WRITTEN PROBLEM |
Leave out the pictures and repeat the rest of the material exactly.
--- Begin LISTING ---
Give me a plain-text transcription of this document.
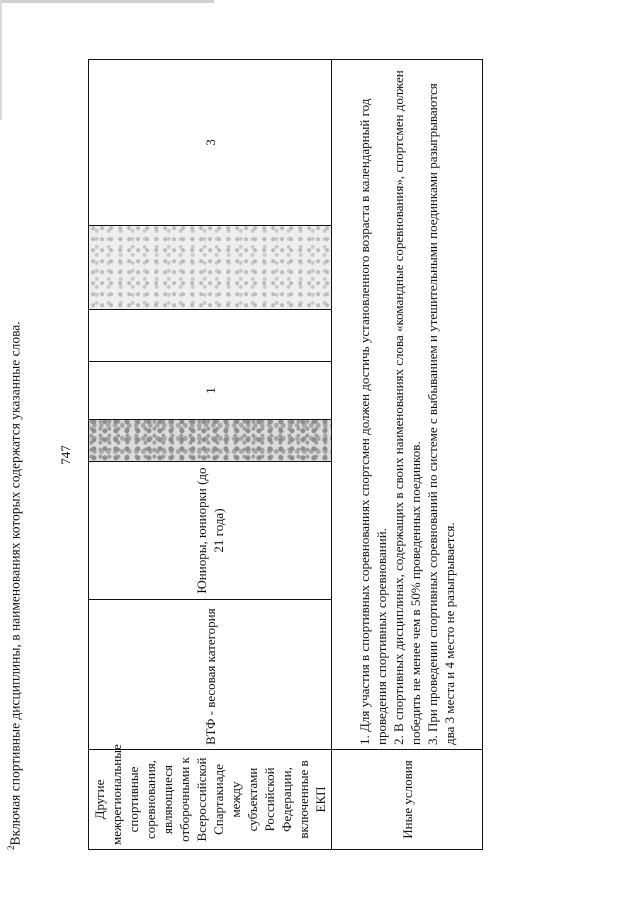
747
Другие межрегиональные спортивные соревнования, являющиеся отборочными к Всероссийской Спартакиаде между субъектами Российской Федерации, включенные в ЕКП	ВТФ - весовая категория	Юниоры, юниорки (до 21 года)		1			3
Иные условия	1. Для участия в спортивных соревнованиях спортсмен должен достичь установленного возраста в календарный год проведения спортивных соревнований. 2. В спортивных дисциплинах, содержащих в своих наименованиях слова «командные соревнования», спортсмен должен победить не менее чем в 50% проведенных поединков. 3. При проведении спортивных соревнований по системе с выбыванием и утешительными поединками разыгрываются два 3 места и 4 место не разыгрывается.						

$^2$Включая спортивные дисциплины, в наименованиях которых содержатся указанные слова.
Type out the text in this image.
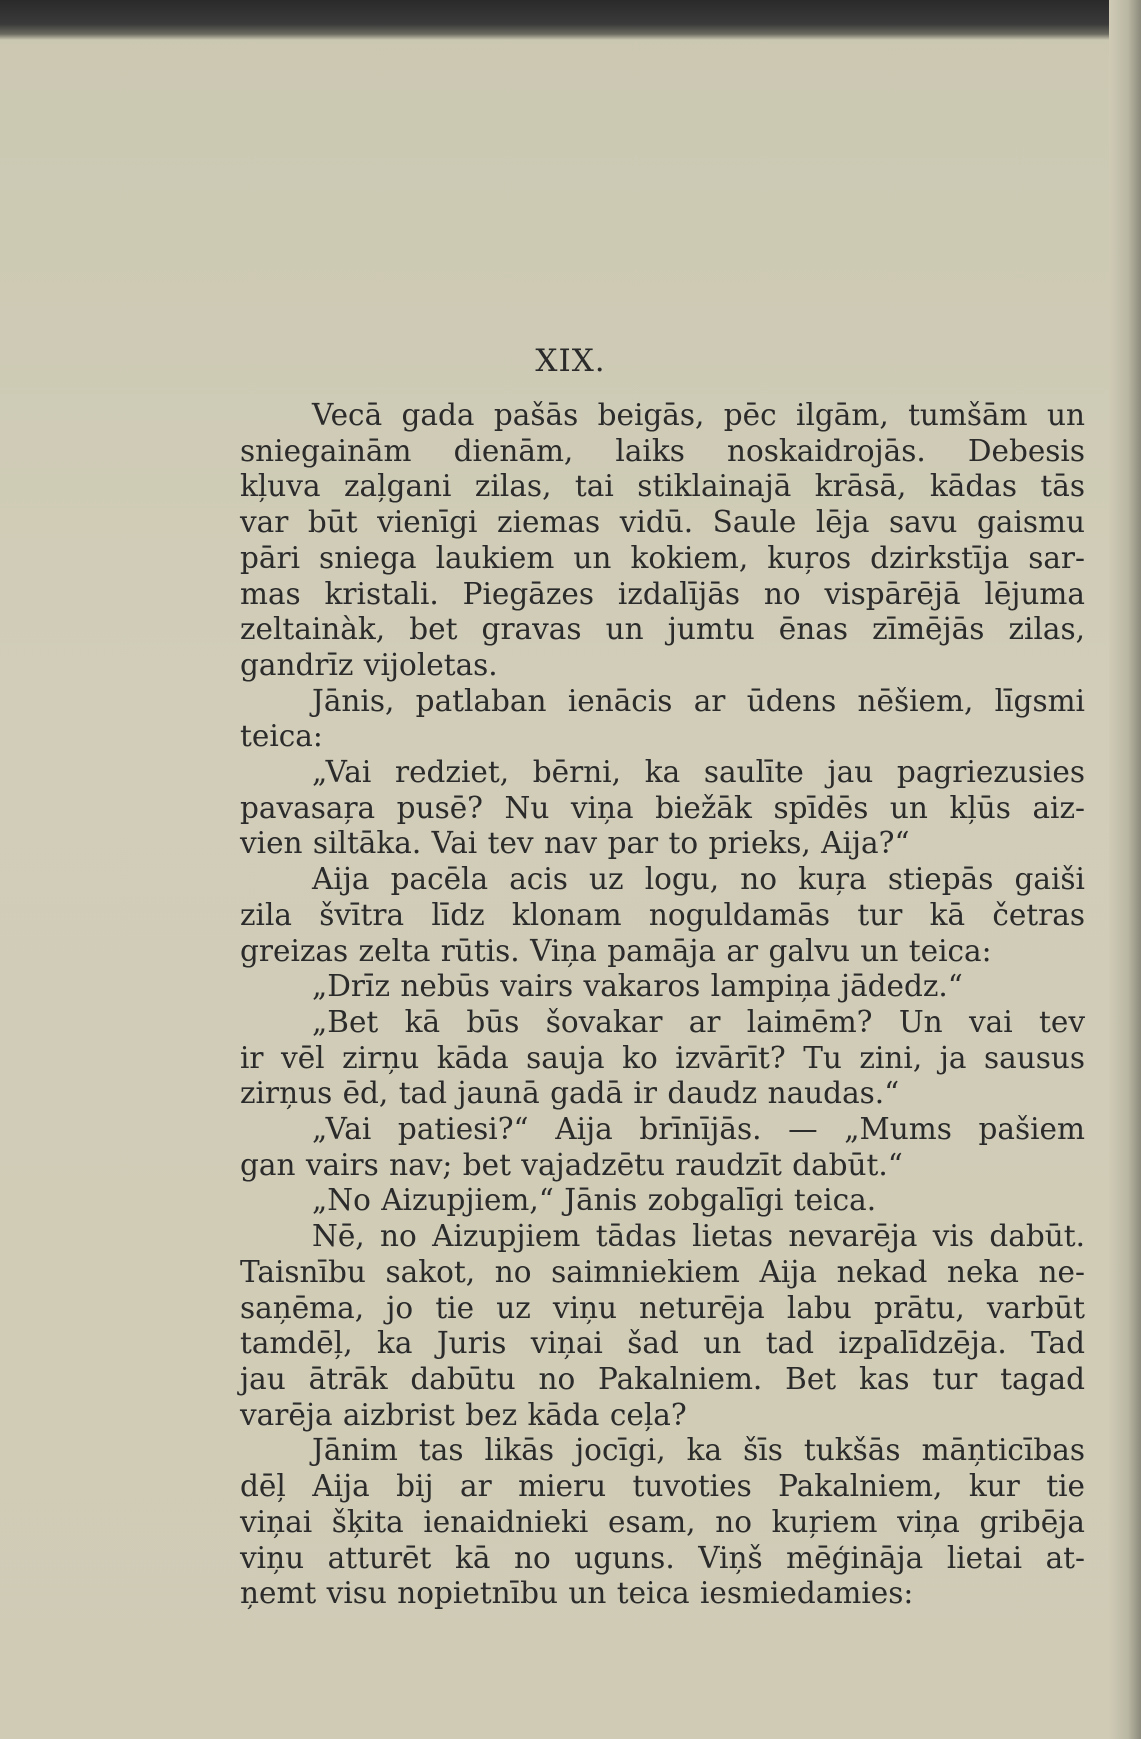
XIX.
Vecā gada pašās beigās, pēc ilgām, tumšām un
sniegainām dienām, laiks noskaidrojās. Debesis
kļuva zaļgani zilas, tai stiklainajā krāsā, kādas tās
var būt vienīgi ziemas vidū. Saule lēja savu gaismu
pāri sniega laukiem un kokiem, kuŗos dzirkstīja sar-
mas kristali. Piegāzes izdalījās no vispārējā lējuma
zeltainàk, bet gravas un jumtu ēnas zīmējās zilas,
gandrīz vijoletas.
Jānis, patlaban ienācis ar ūdens nēšiem, līgsmi
teica:
„Vai redziet, bērni, ka saulīte jau pagriezusies
pavasaŗa pusē? Nu viņa biežāk spīdēs un kļūs aiz-
vien siltāka. Vai tev nav par to prieks, Aija?“
Aija pacēla acis uz logu, no kuŗa stiepās gaiši
zila švītra līdz klonam noguldamās tur kā četras
greizas zelta rūtis. Viņa pamāja ar galvu un teica:
„Drīz nebūs vairs vakaros lampiņa jādedz.“
„Bet kā būs šovakar ar laimēm? Un vai tev
ir vēl zirņu kāda sauja ko izvārīt? Tu zini, ja sausus
zirņus ēd, tad jaunā gadā ir daudz naudas.“
„Vai patiesi?“ Aija brīnījās. — „Mums pašiem
gan vairs nav; bet vajadzētu raudzīt dabūt.“
„No Aizupjiem,“ Jānis zobgalīgi teica.
Nē, no Aizupjiem tādas lietas nevarēja vis dabūt.
Taisnību sakot, no saimniekiem Aija nekad neka ne-
saņēma, jo tie uz viņu neturēja labu prātu, varbūt
tamdēļ, ka Juris viņai šad un tad izpalīdzēja. Tad
jau ātrāk dabūtu no Pakalniem. Bet kas tur tagad
varēja aizbrist bez kāda ceļa?
Jānim tas likās jocīgi, ka šīs tukšās māņticības
dēļ Aija bij ar mieru tuvoties Pakalniem, kur tie
viņai šķita ienaidnieki esam, no kuŗiem viņa gribēja
viņu atturēt kā no uguns. Viņš mēģināja lietai at-
ņemt visu nopietnību un teica iesmiedamies:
--- End LISTING ---
PROBLEM SOLUTION |
Give me a plain-text transcription of this document.
747
Другие межрегиональные спортивные соревнования, являющиеся отборочными к Всероссийской Спартакиаде между субъектами Российской Федерации, включенные в ЕКП	ВТФ - весовая категория	Юниоры, юниорки (до 21 года)		1			3
Иные условия	1. Для участия в спортивных соревнованиях спортсмен должен достичь установленного возраста в календарный год проведения спортивных соревнований. 2. В спортивных дисциплинах, содержащих в своих наименованиях слова «командные соревнования», спортсмен должен победить не менее чем в 50% проведенных поединков. 3. При проведении спортивных соревнований по системе с выбыванием и утешительными поединками разыгрываются два 3 места и 4 место не разыгрывается.						

$^2$Включая спортивные дисциплины, в наименованиях которых содержатся указанные слова.
Type out the text in this image.
XIX.
Vecā gada pašās beigās, pēc ilgām, tumšām un
sniegainām dienām, laiks noskaidrojās. Debesis
kļuva zaļgani zilas, tai stiklainajā krāsā, kādas tās
var būt vienīgi ziemas vidū. Saule lēja savu gaismu
pāri sniega laukiem un kokiem, kuŗos dzirkstīja sar-
mas kristali. Piegāzes izdalījās no vispārējā lējuma
zeltainàk, bet gravas un jumtu ēnas zīmējās zilas,
gandrīz vijoletas.
Jānis, patlaban ienācis ar ūdens nēšiem, līgsmi
teica:
„Vai redziet, bērni, ka saulīte jau pagriezusies
pavasaŗa pusē? Nu viņa biežāk spīdēs un kļūs aiz-
vien siltāka. Vai tev nav par to prieks, Aija?“
Aija pacēla acis uz logu, no kuŗa stiepās gaiši
zila švītra līdz klonam noguldamās tur kā četras
greizas zelta rūtis. Viņa pamāja ar galvu un teica:
„Drīz nebūs vairs vakaros lampiņa jādedz.“
„Bet kā būs šovakar ar laimēm? Un vai tev
ir vēl zirņu kāda sauja ko izvārīt? Tu zini, ja sausus
zirņus ēd, tad jaunā gadā ir daudz naudas.“
„Vai patiesi?“ Aija brīnījās. — „Mums pašiem
gan vairs nav; bet vajadzētu raudzīt dabūt.“
„No Aizupjiem,“ Jānis zobgalīgi teica.
Nē, no Aizupjiem tādas lietas nevarēja vis dabūt.
Taisnību sakot, no saimniekiem Aija nekad neka ne-
saņēma, jo tie uz viņu neturēja labu prātu, varbūt
tamdēļ, ka Juris viņai šad un tad izpalīdzēja. Tad
jau ātrāk dabūtu no Pakalniem. Bet kas tur tagad
varēja aizbrist bez kāda ceļa?
Jānim tas likās jocīgi, ka šīs tukšās māņticības
dēļ Aija bij ar mieru tuvoties Pakalniem, kur tie
viņai šķita ienaidnieki esam, no kuŗiem viņa gribēja
viņu atturēt kā no uguns. Viņš mēģināja lietai at-
ņemt visu nopietnību un teica iesmiedamies:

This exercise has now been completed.